Task goal
Quote word for word from the line holding "Convert this document image to plain text." to the last line below, including both, and omit any pictures.
>>>
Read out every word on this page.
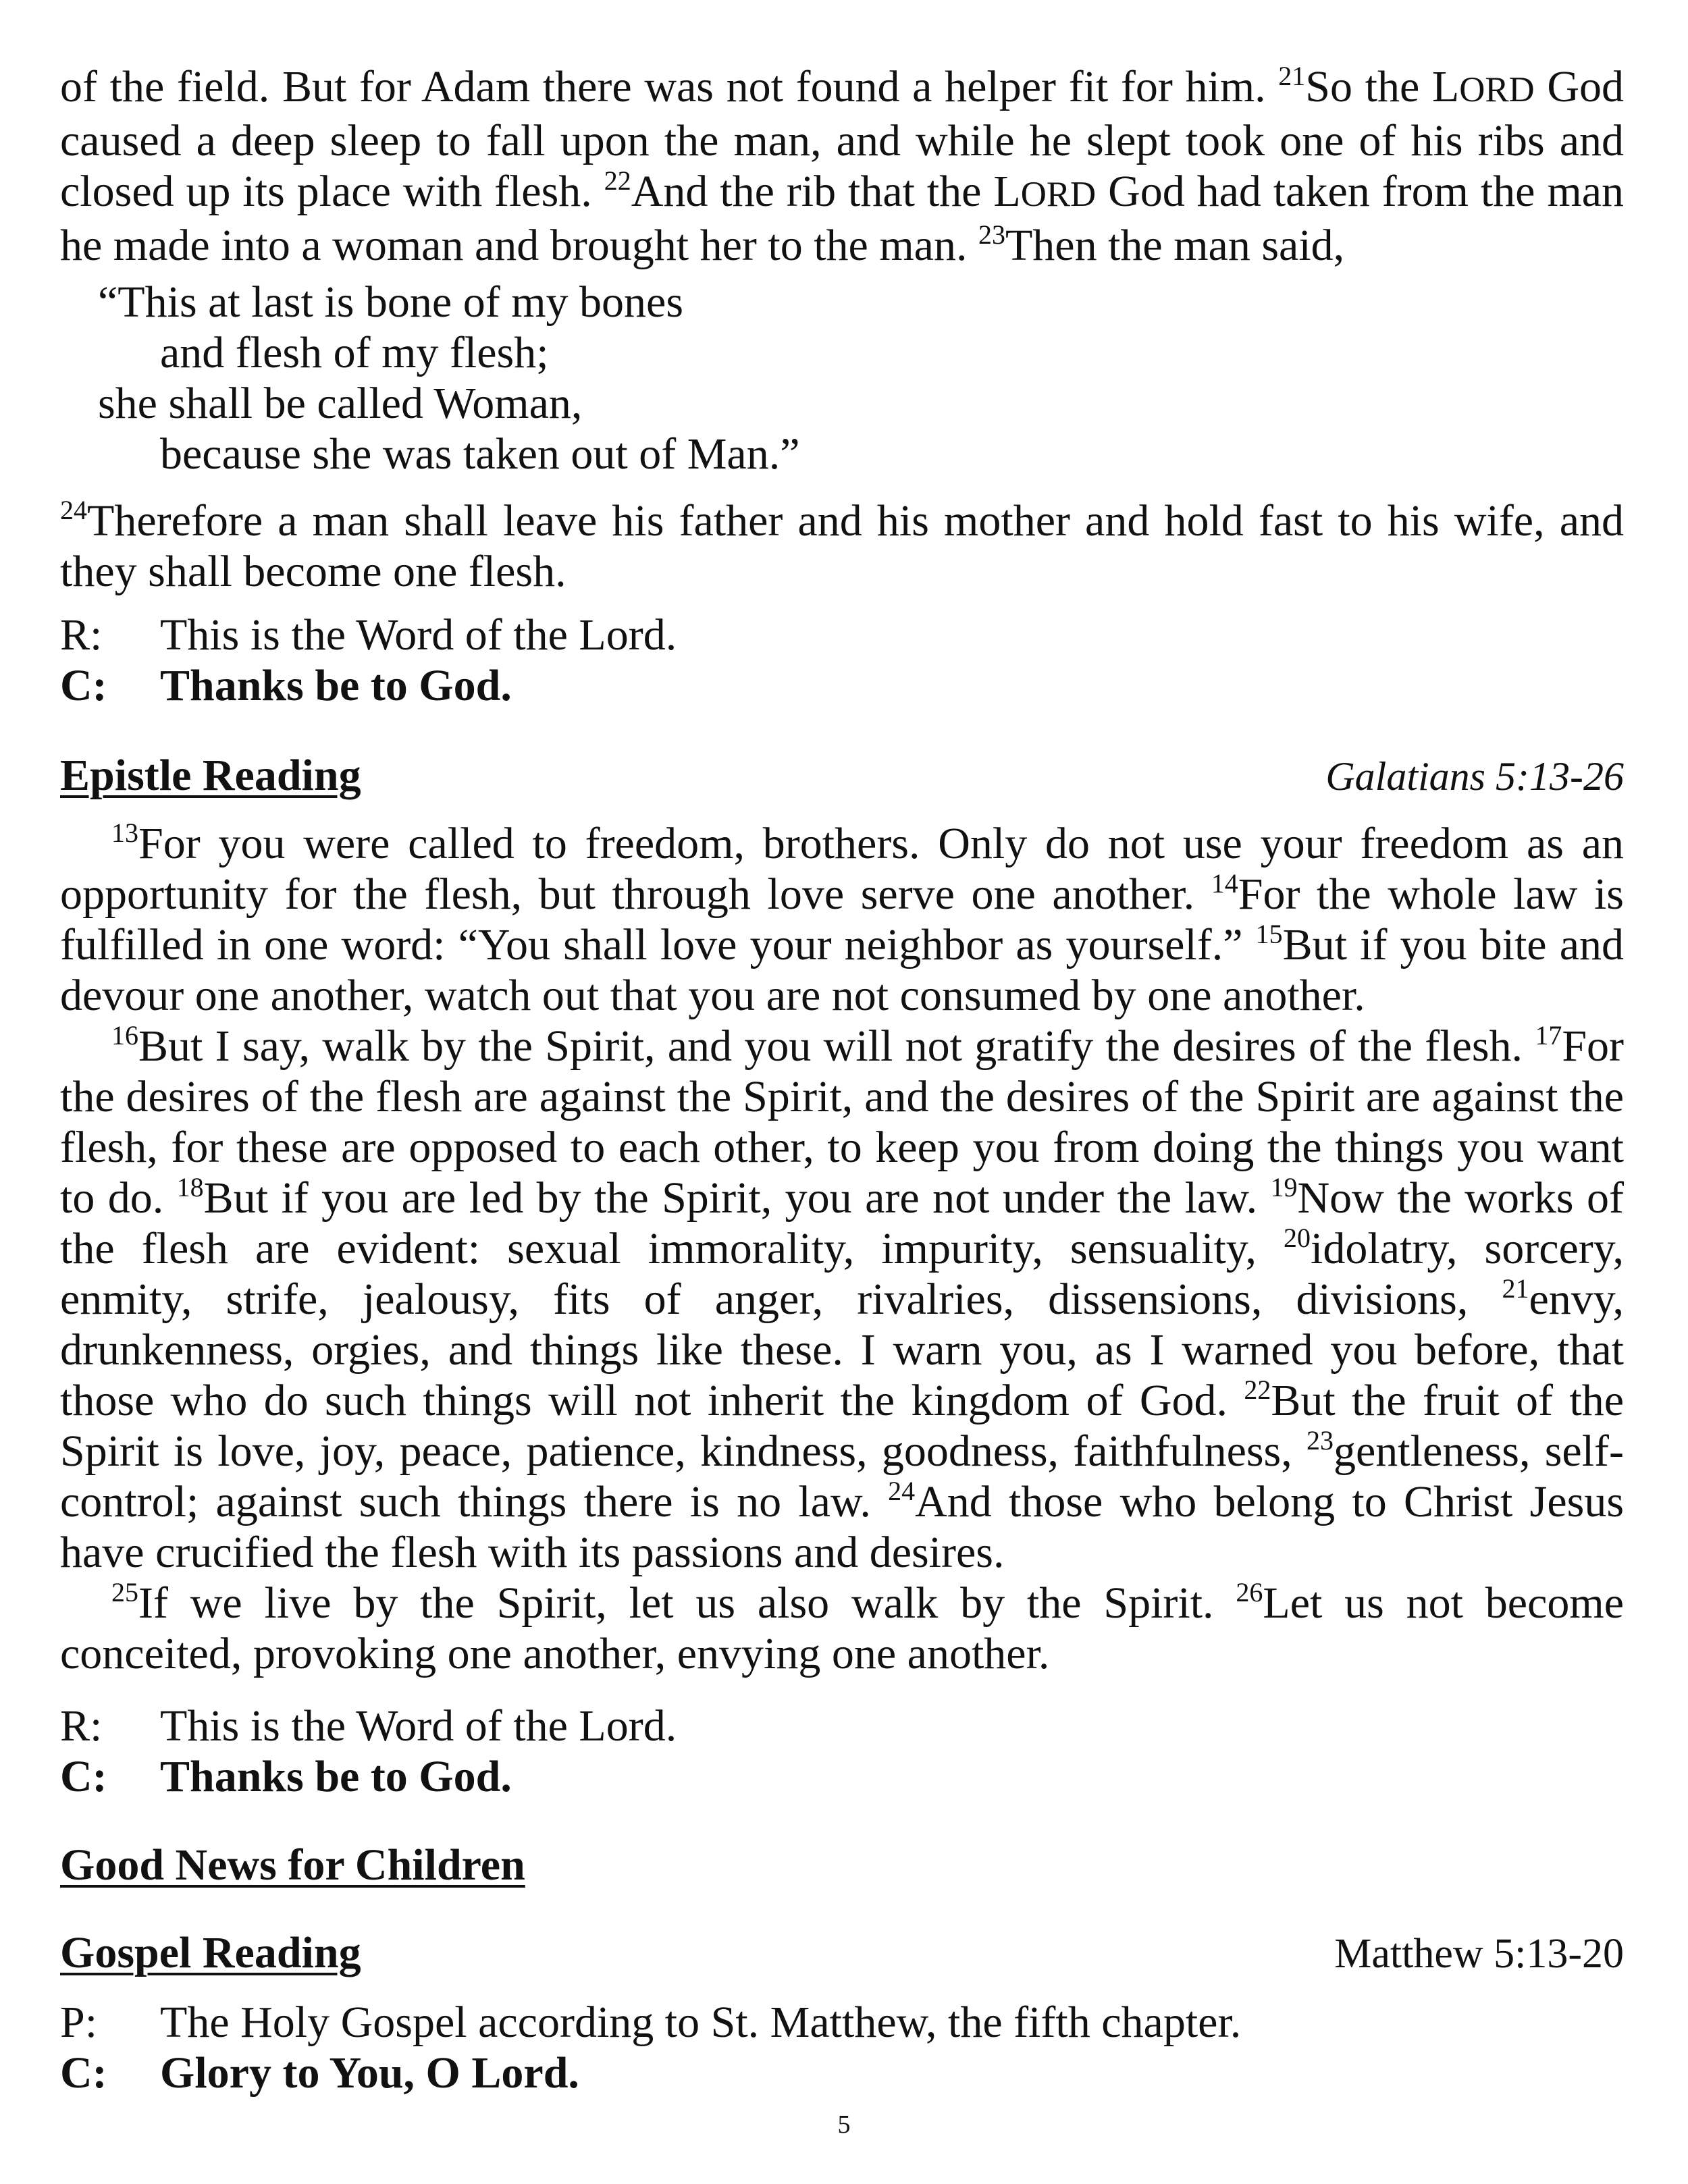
of the field. But for Adam there was not found a helper fit for him. $^{21}$So the LORD God caused a deep sleep to fall upon the man, and while he slept took one of his ribs and closed up its place with flesh. $^{22}$And the rib that the LORD God had taken from the man he made into a woman and brought her to the man. $^{23}$Then the man said,
“This at last is bone of my bones
and flesh of my flesh;
she shall be called Woman,
because she was taken out of Man.”
$^{24}$Therefore a man shall leave his father and his mother and hold fast to his wife, and they shall become one flesh.
R:	This is the Word of the Lord.
C:	Thanks be to God.
Epistle Reading	Galatians 5:13-26
$^{13}$For you were called to freedom, brothers. Only do not use your freedom as an opportunity for the flesh, but through love serve one another. $^{14}$For the whole law is fulfilled in one word: “You shall love your neighbor as yourself.” $^{15}$But if you bite and devour one another, watch out that you are not consumed by one another.
$^{16}$But I say, walk by the Spirit, and you will not gratify the desires of the flesh. $^{17}$For the desires of the flesh are against the Spirit, and the desires of the Spirit are against the flesh, for these are opposed to each other, to keep you from doing the things you want to do. $^{18}$But if you are led by the Spirit, you are not under the law. $^{19}$Now the works of the flesh are evident: sexual immorality, impurity, sensuality, $^{20}$idolatry, sorcery, enmity, strife, jealousy, fits of anger, rivalries, dissensions, divisions, $^{21}$envy, drunkenness, orgies, and things like these. I warn you, as I warned you before, that those who do such things will not inherit the kingdom of God. $^{22}$But the fruit of the Spirit is love, joy, peace, patience, kindness, goodness, faithfulness, $^{23}$gentleness, self-control; against such things there is no law. $^{24}$And those who belong to Christ Jesus have crucified the flesh with its passions and desires.
$^{25}$If we live by the Spirit, let us also walk by the Spirit. $^{26}$Let us not become conceited, provoking one another, envying one another.
R:	This is the Word of the Lord.
C:	Thanks be to God.
Good News for Children
Gospel Reading	Matthew 5:13-20
P:	The Holy Gospel according to St. Matthew, the fifth chapter.
C:	Glory to You, O Lord.
5
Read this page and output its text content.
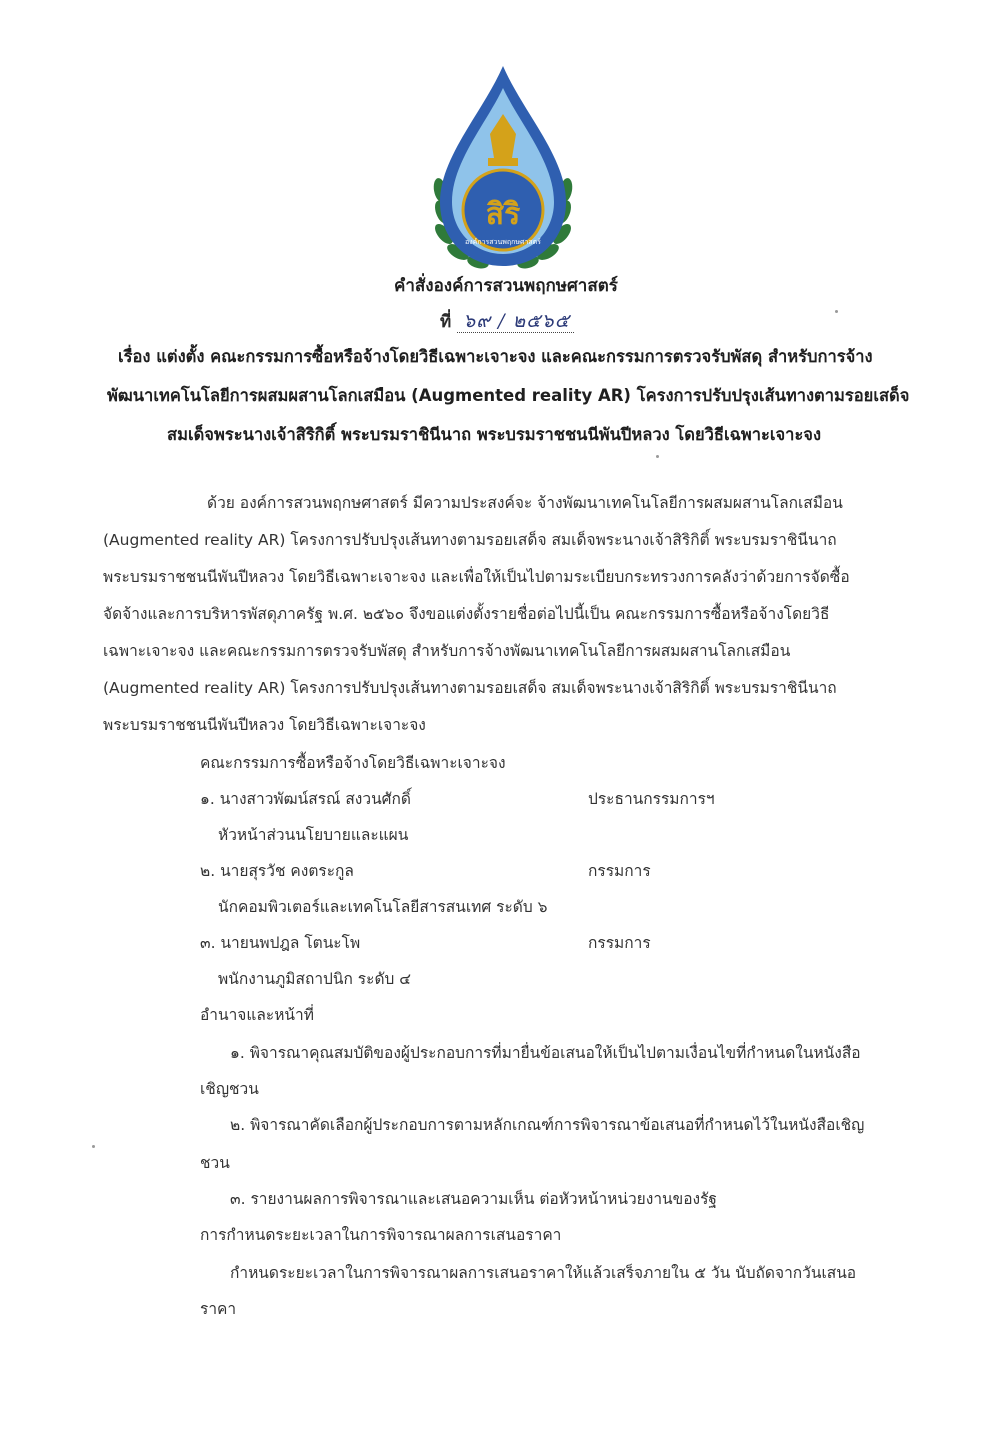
สิริ
องค์การสวนพฤกษศาสตร์
คำสั่งองค์การสวนพฤกษศาสตร์
ที่ ๖๙ / ๒๕๖๕
เรื่อง แต่งตั้ง คณะกรรมการซื้อหรือจ้างโดยวิธีเฉพาะเจาะจง และคณะกรรมการตรวจรับพัสดุ สำหรับการจ้าง
พัฒนาเทคโนโลยีการผสมผสานโลกเสมือน (Augmented reality AR) โครงการปรับปรุงเส้นทางตามรอยเสด็จ
สมเด็จพระนางเจ้าสิริกิติ์ พระบรมราชินีนาถ พระบรมราชชนนีพันปีหลวง โดยวิธีเฉพาะเจาะจง
ด้วย องค์การสวนพฤกษศาสตร์ มีความประสงค์จะ จ้างพัฒนาเทคโนโลยีการผสมผสานโลกเสมือน
(Augmented reality AR) โครงการปรับปรุงเส้นทางตามรอยเสด็จ สมเด็จพระนางเจ้าสิริกิติ์ พระบรมราชินีนาถ
พระบรมราชชนนีพันปีหลวง โดยวิธีเฉพาะเจาะจง และเพื่อให้เป็นไปตามระเบียบกระทรวงการคลังว่าด้วยการจัดซื้อ
จัดจ้างและการบริหารพัสดุภาครัฐ พ.ศ. ๒๕๖๐ จึงขอแต่งตั้งรายชื่อต่อไปนี้เป็น คณะกรรมการซื้อหรือจ้างโดยวิธี
เฉพาะเจาะจง และคณะกรรมการตรวจรับพัสดุ สำหรับการจ้างพัฒนาเทคโนโลยีการผสมผสานโลกเสมือน
(Augmented reality AR) โครงการปรับปรุงเส้นทางตามรอยเสด็จ สมเด็จพระนางเจ้าสิริกิติ์ พระบรมราชินีนาถ
พระบรมราชชนนีพันปีหลวง โดยวิธีเฉพาะเจาะจง
คณะกรรมการซื้อหรือจ้างโดยวิธีเฉพาะเจาะจง
๑. นางสาวพัฒน์สรณ์ สงวนศักดิ์	ประธานกรรมการฯ
หัวหน้าส่วนนโยบายและแผน
๒. นายสุรวัช คงตระกูล	กรรมการ
นักคอมพิวเตอร์และเทคโนโลยีสารสนเทศ ระดับ ๖
๓. นายนพปฎล โตนะโพ	กรรมการ
พนักงานภูมิสถาปนิก ระดับ ๔
อำนาจและหน้าที่
๑. พิจารณาคุณสมบัติของผู้ประกอบการที่มายื่นข้อเสนอให้เป็นไปตามเงื่อนไขที่กำหนดในหนังสือ
เชิญชวน
๒. พิจารณาคัดเลือกผู้ประกอบการตามหลักเกณฑ์การพิจารณาข้อเสนอที่กำหนดไว้ในหนังสือเชิญ
ชวน
๓. รายงานผลการพิจารณาและเสนอความเห็น ต่อหัวหน้าหน่วยงานของรัฐ
การกำหนดระยะเวลาในการพิจารณาผลการเสนอราคา
กำหนดระยะเวลาในการพิจารณาผลการเสนอราคาให้แล้วเสร็จภายใน ๕ วัน นับถัดจากวันเสนอ
ราคา
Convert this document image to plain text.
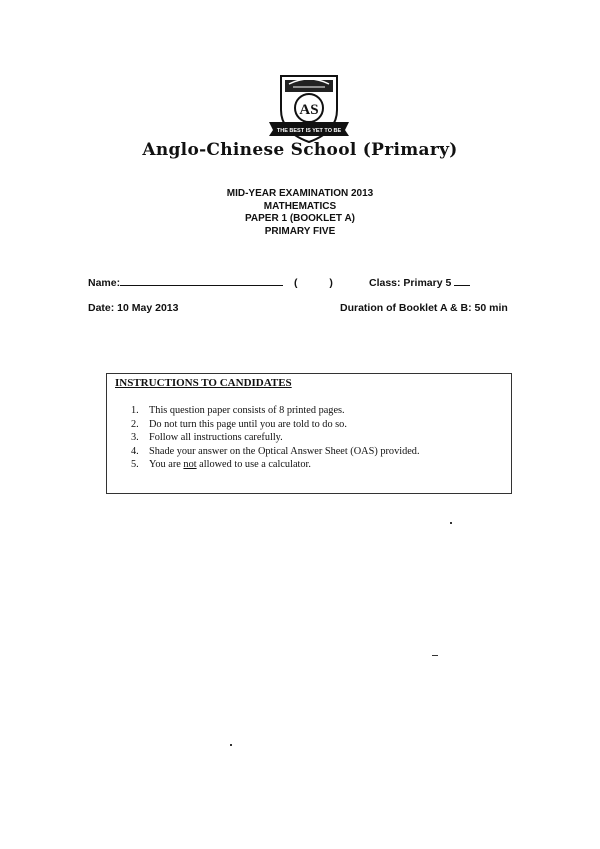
AS
THE BEST IS YET TO BE
Anglo-Chinese School (Primary)
MID-YEAR EXAMINATION 2013
MATHEMATICS
PAPER 1 (BOOKLET A)
PRIMARY FIVE
Name:	(	)	Class: Primary 5
Date: 10 May 2013	Duration of Booklet A & B: 50 min
INSTRUCTIONS TO CANDIDATES
1. This question paper consists of 8 printed pages.
2. Do not turn this page until you are told to do so.
3. Follow all instructions carefully.
4. Shade your answer on the Optical Answer Sheet (OAS) provided.
5. You are not allowed to use a calculator.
<<<
Output below
Convert this document image to plain text.
AS
THE BEST IS YET TO BE
Anglo-Chinese School (Primary)
MID-YEAR EXAMINATION 2013
MATHEMATICS
PAPER 1 (BOOKLET A)
PRIMARY FIVE
Name:	(	)	Class: Primary 5
Date: 10 May 2013	Duration of Booklet A & B: 50 min
INSTRUCTIONS TO CANDIDATES
1. This question paper consists of 8 printed pages.
2. Do not turn this page until you are told to do so.
3. Follow all instructions carefully.
4. Shade your answer on the Optical Answer Sheet (OAS) provided.
5. You are not allowed to use a calculator.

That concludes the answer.